Directions for this task | Select every line below containing the word "Uzbekistan".

Provided information |
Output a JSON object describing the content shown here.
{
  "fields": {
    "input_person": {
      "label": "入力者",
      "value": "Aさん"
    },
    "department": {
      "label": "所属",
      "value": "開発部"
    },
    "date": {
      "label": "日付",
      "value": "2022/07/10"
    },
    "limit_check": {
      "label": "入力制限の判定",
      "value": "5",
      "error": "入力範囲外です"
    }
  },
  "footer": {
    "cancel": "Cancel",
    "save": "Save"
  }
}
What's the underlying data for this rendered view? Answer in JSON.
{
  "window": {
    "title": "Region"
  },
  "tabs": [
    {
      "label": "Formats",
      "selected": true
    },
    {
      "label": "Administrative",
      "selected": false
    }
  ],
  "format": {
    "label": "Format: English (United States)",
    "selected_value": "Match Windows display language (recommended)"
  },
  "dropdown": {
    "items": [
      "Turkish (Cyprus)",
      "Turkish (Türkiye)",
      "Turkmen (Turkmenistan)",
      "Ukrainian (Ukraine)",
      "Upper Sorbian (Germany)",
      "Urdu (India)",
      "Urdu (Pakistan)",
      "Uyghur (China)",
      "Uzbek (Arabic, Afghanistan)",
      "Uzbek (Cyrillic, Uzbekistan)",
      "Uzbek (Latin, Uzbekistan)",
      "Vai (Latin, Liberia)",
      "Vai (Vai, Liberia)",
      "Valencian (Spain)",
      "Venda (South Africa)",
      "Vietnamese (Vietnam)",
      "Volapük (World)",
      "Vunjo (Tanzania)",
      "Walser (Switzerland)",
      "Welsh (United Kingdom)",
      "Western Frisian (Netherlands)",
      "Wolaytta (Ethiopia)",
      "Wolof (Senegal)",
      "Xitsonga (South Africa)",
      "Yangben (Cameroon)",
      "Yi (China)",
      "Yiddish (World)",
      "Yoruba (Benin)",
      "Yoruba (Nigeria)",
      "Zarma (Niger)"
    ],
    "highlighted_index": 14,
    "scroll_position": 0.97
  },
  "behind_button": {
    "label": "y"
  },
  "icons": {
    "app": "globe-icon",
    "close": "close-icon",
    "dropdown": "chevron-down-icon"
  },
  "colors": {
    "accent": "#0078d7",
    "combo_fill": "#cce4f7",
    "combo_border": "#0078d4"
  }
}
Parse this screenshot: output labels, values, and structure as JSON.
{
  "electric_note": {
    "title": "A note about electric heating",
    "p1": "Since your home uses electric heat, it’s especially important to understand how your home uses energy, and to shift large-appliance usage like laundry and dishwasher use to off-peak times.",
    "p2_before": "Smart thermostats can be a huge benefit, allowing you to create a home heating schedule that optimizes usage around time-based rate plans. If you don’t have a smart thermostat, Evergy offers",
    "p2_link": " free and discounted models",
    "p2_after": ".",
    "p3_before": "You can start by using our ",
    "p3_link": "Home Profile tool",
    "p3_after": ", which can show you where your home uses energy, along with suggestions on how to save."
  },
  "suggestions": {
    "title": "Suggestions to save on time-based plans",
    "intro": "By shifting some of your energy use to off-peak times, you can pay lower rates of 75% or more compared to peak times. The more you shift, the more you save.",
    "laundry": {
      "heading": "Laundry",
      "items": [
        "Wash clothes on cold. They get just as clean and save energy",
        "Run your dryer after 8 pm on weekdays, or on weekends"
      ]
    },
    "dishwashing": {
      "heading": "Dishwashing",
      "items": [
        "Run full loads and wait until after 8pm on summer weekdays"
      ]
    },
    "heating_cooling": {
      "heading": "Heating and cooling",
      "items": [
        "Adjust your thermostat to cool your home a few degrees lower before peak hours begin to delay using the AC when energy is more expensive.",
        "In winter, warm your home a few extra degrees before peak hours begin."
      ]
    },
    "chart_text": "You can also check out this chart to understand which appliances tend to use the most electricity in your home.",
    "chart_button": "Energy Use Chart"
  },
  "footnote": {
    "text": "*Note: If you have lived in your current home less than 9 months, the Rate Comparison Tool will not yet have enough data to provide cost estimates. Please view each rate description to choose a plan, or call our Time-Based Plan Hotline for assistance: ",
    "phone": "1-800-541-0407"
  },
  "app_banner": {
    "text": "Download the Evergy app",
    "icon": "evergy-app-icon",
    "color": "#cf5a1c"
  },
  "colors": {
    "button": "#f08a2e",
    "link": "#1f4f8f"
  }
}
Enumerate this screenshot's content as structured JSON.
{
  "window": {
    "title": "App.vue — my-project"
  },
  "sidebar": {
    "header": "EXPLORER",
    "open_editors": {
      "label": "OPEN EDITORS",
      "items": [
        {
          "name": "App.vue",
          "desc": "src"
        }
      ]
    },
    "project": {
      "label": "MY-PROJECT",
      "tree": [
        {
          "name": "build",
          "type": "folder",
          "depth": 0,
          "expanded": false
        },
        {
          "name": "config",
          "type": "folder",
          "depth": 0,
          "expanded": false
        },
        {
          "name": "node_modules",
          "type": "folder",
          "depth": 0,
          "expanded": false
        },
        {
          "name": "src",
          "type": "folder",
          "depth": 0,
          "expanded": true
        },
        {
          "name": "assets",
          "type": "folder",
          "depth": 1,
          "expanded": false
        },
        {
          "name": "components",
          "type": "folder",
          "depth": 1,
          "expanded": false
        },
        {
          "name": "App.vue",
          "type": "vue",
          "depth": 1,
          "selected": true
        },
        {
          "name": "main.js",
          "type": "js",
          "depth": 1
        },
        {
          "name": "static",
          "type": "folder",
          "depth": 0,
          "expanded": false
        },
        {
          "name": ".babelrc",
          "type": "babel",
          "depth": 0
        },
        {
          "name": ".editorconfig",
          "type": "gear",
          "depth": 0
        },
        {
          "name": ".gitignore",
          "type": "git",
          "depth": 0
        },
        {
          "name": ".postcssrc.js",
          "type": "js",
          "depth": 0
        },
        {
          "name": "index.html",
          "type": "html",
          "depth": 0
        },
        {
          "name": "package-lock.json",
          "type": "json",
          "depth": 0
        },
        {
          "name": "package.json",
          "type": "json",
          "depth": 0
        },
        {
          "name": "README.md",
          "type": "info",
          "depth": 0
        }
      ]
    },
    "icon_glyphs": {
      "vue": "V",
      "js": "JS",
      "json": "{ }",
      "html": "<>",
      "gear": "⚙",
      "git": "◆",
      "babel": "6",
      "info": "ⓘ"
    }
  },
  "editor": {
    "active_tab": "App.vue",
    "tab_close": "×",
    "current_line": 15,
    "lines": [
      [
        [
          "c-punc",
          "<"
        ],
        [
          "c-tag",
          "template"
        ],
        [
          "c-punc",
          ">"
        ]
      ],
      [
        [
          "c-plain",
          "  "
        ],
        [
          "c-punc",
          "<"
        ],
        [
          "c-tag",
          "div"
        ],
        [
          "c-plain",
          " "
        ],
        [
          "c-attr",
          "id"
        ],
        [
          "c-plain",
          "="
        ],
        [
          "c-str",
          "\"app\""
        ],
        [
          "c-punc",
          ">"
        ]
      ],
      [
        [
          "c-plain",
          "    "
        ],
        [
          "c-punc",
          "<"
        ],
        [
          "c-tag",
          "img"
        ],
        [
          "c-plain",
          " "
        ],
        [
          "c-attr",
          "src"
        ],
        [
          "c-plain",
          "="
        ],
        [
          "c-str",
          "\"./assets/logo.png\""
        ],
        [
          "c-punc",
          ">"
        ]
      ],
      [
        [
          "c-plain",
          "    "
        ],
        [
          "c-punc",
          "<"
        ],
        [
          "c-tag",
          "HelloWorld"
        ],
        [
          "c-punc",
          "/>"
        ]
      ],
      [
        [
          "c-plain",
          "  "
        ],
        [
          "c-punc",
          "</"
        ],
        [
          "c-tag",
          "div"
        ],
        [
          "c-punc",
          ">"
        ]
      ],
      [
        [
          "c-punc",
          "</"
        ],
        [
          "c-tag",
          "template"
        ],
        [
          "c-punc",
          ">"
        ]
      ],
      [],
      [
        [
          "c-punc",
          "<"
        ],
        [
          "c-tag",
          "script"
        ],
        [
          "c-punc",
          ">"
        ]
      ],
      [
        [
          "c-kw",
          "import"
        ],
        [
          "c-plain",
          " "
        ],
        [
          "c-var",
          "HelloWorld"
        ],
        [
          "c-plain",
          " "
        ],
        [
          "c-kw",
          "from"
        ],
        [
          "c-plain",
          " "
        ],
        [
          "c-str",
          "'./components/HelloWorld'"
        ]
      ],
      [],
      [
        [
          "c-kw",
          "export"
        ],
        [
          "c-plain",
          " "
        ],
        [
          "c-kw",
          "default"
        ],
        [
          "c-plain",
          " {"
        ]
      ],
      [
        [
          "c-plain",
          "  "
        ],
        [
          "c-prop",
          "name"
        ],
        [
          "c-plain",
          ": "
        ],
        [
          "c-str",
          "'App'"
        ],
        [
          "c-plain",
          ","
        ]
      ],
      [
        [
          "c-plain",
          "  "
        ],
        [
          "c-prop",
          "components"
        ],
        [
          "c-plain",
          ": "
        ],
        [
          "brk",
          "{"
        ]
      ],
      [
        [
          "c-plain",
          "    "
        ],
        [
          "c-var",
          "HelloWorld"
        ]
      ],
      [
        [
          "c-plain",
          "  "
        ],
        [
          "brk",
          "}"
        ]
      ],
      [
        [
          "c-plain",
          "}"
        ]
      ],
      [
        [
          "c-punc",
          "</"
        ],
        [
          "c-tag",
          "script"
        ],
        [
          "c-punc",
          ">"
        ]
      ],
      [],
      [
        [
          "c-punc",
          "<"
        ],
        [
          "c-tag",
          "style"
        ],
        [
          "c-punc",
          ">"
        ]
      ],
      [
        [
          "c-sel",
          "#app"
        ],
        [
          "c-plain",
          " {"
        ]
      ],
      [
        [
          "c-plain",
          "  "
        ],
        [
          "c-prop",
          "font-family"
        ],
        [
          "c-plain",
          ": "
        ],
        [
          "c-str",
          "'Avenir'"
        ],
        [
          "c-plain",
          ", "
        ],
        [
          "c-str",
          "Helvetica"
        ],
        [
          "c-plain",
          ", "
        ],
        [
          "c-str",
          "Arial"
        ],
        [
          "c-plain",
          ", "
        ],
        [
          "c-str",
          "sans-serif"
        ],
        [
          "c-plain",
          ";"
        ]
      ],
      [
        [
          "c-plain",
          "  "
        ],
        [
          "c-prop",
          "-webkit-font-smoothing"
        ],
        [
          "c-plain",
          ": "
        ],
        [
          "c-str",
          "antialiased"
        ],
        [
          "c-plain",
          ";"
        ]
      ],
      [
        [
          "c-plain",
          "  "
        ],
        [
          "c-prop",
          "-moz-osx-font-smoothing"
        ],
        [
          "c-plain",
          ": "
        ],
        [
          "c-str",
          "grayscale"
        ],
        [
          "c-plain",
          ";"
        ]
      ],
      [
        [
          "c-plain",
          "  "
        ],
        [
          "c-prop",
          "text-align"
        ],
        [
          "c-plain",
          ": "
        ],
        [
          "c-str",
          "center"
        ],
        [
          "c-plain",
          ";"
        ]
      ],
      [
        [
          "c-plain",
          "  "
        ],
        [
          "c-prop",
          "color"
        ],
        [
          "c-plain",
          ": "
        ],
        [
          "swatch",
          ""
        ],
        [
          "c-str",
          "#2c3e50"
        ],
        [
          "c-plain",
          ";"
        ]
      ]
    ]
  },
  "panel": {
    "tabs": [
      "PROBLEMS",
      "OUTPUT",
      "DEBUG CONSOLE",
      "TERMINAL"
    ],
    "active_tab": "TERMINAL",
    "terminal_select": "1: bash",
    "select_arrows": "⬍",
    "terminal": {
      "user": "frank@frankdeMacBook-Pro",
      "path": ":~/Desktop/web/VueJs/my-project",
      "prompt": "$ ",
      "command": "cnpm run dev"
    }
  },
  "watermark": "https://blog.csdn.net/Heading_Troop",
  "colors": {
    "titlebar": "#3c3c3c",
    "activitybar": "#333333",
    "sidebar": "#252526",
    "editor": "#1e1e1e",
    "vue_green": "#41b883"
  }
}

Reply |
      "Uzbek (Cyrillic, Uzbekistan)",
      "Uzbek (Latin, Uzbekistan)",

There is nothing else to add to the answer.